[EXERCISE BRIEF]: Pick out each line in these entries that contains the string "number".

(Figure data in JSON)
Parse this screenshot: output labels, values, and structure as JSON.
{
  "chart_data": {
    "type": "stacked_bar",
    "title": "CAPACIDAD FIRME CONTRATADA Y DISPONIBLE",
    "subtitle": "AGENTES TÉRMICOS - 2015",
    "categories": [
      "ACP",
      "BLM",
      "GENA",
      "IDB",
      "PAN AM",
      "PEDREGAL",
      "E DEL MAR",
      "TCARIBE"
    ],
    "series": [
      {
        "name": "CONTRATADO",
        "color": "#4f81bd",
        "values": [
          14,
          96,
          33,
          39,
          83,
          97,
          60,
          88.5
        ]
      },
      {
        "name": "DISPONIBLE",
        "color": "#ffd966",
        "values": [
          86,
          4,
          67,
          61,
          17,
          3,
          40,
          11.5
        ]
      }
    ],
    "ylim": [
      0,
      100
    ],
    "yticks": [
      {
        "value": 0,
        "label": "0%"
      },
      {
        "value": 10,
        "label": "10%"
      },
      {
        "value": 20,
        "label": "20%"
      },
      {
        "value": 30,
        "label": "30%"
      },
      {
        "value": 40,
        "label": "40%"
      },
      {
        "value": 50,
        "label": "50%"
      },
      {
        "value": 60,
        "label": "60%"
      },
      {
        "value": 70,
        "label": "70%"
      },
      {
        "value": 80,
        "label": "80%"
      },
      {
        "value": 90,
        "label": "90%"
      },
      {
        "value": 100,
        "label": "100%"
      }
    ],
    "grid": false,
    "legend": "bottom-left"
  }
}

==

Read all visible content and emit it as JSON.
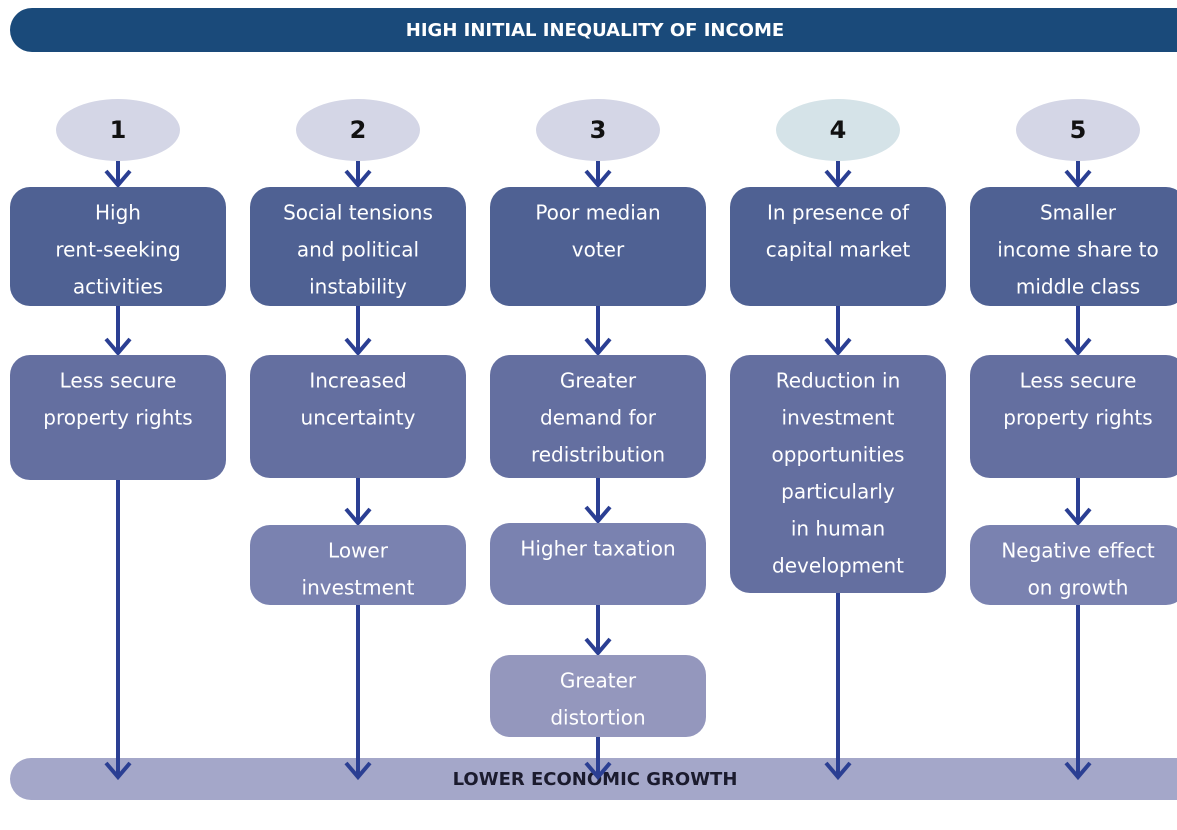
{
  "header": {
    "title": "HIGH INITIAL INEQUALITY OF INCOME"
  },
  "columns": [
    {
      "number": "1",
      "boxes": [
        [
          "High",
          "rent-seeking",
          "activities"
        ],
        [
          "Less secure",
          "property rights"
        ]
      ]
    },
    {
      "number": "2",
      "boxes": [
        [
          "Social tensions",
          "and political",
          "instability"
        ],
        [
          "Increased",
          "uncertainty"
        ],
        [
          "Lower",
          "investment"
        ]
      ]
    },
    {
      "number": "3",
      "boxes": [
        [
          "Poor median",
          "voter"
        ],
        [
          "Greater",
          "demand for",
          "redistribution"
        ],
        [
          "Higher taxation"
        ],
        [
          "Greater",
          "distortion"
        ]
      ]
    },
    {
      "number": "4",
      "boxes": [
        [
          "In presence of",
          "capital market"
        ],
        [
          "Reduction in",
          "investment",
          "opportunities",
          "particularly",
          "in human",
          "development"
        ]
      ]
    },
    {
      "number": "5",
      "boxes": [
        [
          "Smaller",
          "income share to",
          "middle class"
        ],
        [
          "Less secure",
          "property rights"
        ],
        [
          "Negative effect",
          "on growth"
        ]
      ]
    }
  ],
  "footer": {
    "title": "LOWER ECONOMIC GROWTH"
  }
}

[WRITTEN ANSWER]:
      "number": "1",
      "number": "2",
      "number": "3",
      "number": "4",
      "number": "5",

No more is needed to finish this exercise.